PASSAGE FOR REVIEW:
━━━━━━━━━━━━━━━━━━━━

Opened 18 years ago
Closed 18 years ago
#6611 closed (fixed)
SortedDict.copy breaks original dict if keys are added to copy
| Reported by: | Jeremy Dunck | Owned by: | nobody |
|---|---|---|---|
| Component: | Core (Other) | Version: | dev |
| Severity: | Keywords: | ||
| Cc: | Triage Stage: | Ready for checkin | |
| Has patch: | yes | Needs documentation: | no |
| Needs tests: | no | Patch needs improvement: | no |
| Easy pickings: | no | UI/UX: | no |
Description
Original problem:
>>> orig = SortedDict(data={"blah": 1, "huh": 2})
>>> orig
{'blah': 1, 'huh': 2}
>>> copy = orig.copy()
>>> copy["new_key"] = 3
>>> orig
<type 'exceptions.KeyError'>: 'new_key'
Attachments (1)

━━━━━━━━━━━━━━━━━━━━

[Items from a dataset]
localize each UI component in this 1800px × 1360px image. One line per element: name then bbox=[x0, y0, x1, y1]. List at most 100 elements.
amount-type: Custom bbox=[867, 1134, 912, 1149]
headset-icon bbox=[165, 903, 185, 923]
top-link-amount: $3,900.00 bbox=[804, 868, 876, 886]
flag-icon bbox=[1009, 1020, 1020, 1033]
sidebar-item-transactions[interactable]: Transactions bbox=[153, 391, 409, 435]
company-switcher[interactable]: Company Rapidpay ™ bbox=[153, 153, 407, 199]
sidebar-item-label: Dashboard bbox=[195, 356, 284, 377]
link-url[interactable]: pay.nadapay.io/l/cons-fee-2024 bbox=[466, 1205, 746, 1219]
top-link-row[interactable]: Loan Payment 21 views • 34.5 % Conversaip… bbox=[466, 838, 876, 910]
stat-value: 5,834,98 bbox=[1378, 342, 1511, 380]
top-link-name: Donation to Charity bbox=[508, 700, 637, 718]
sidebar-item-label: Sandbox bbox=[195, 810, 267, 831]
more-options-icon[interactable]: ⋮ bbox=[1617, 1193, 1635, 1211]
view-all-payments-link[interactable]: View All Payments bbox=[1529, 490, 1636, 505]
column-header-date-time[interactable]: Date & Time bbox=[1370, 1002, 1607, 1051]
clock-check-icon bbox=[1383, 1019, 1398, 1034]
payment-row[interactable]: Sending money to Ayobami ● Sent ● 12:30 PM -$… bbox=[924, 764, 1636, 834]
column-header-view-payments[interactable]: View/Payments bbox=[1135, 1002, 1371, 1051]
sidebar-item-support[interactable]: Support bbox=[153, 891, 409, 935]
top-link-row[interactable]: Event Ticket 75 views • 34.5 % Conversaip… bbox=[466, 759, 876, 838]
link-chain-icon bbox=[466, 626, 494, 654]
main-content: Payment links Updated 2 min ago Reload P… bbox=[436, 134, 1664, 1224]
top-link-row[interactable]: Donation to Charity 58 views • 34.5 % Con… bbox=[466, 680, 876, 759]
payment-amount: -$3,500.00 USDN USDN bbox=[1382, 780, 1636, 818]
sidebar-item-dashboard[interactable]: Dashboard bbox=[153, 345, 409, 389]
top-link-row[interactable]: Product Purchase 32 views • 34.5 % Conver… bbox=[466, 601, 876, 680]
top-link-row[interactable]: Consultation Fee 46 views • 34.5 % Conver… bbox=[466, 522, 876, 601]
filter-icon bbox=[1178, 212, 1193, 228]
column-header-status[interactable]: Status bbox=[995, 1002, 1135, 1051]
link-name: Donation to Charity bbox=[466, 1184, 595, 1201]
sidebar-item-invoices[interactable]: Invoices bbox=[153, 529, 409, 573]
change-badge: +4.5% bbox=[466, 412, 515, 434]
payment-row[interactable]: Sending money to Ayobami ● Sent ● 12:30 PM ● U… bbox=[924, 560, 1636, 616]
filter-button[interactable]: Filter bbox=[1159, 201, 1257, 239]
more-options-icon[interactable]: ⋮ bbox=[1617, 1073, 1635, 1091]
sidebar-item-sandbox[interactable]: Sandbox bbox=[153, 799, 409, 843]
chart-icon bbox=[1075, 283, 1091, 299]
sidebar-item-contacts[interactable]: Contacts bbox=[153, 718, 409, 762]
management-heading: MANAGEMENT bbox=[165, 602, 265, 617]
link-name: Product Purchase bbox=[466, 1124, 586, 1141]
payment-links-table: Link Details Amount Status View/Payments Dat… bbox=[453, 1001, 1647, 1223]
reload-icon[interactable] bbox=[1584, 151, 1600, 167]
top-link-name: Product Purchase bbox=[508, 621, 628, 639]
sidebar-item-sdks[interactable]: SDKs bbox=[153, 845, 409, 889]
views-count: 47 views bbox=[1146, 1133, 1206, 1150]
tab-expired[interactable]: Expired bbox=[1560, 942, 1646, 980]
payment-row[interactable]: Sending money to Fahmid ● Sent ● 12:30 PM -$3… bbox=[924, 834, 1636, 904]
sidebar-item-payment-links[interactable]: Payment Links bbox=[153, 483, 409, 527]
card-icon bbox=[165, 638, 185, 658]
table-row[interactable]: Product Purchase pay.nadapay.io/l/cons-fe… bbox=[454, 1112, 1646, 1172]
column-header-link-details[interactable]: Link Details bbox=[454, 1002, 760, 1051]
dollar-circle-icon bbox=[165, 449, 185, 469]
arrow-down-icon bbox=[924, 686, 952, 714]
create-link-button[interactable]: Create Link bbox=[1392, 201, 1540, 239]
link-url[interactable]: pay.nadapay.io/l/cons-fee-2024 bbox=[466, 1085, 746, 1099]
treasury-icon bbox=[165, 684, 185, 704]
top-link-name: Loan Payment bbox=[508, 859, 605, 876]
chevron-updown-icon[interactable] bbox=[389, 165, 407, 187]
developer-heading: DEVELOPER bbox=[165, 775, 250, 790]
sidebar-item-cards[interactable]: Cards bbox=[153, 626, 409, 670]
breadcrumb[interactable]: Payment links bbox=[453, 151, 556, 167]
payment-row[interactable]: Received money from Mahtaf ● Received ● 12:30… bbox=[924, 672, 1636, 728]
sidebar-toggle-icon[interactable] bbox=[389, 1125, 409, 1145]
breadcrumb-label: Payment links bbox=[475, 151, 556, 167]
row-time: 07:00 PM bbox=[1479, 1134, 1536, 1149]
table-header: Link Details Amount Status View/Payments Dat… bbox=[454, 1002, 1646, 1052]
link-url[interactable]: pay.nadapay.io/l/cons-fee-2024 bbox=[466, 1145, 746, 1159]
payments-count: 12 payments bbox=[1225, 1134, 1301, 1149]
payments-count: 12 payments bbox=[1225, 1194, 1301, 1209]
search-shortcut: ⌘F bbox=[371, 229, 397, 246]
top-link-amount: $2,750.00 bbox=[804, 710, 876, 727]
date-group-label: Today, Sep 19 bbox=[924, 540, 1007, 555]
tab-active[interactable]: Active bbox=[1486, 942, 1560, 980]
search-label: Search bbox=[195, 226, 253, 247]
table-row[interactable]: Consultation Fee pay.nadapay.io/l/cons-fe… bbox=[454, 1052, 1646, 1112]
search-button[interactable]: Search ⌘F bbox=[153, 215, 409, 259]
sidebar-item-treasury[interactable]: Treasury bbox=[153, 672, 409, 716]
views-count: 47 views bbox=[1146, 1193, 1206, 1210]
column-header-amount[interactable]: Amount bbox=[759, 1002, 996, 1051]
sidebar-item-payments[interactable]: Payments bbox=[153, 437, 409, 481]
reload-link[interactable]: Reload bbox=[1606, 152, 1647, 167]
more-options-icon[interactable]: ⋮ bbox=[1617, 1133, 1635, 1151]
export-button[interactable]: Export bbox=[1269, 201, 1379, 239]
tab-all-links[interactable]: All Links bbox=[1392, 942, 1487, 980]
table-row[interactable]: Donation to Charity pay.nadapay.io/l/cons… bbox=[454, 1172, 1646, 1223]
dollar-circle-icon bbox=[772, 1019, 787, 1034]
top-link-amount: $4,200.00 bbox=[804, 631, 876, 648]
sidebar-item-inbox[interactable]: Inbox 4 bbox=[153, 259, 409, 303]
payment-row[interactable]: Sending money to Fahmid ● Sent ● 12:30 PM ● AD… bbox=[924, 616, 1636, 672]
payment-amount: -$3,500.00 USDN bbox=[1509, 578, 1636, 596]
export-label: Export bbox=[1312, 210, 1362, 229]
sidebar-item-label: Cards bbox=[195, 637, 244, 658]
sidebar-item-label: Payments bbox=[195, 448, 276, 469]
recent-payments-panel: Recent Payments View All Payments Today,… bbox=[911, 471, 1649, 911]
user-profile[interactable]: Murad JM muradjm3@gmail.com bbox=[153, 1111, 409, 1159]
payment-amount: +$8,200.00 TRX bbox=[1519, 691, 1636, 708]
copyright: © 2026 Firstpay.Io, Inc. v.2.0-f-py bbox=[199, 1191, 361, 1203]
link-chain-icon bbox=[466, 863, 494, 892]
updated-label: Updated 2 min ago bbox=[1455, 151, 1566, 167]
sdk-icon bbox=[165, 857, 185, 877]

━━━━━━━━━━━━━━━━━━━━

EXERCISE BRIEF: In the ticket on SortedDict.copy, what caused displaying orig to raise KeyError: 'new_key'?

SOLVED PROBLEM: The ticket's title says SortedDict.copy breaks the original dict if keys are added to the copy. In the example, "new_key" was added to copy with copy["new_key"] = 3. Displaying orig then raised KeyError: 'new_key'.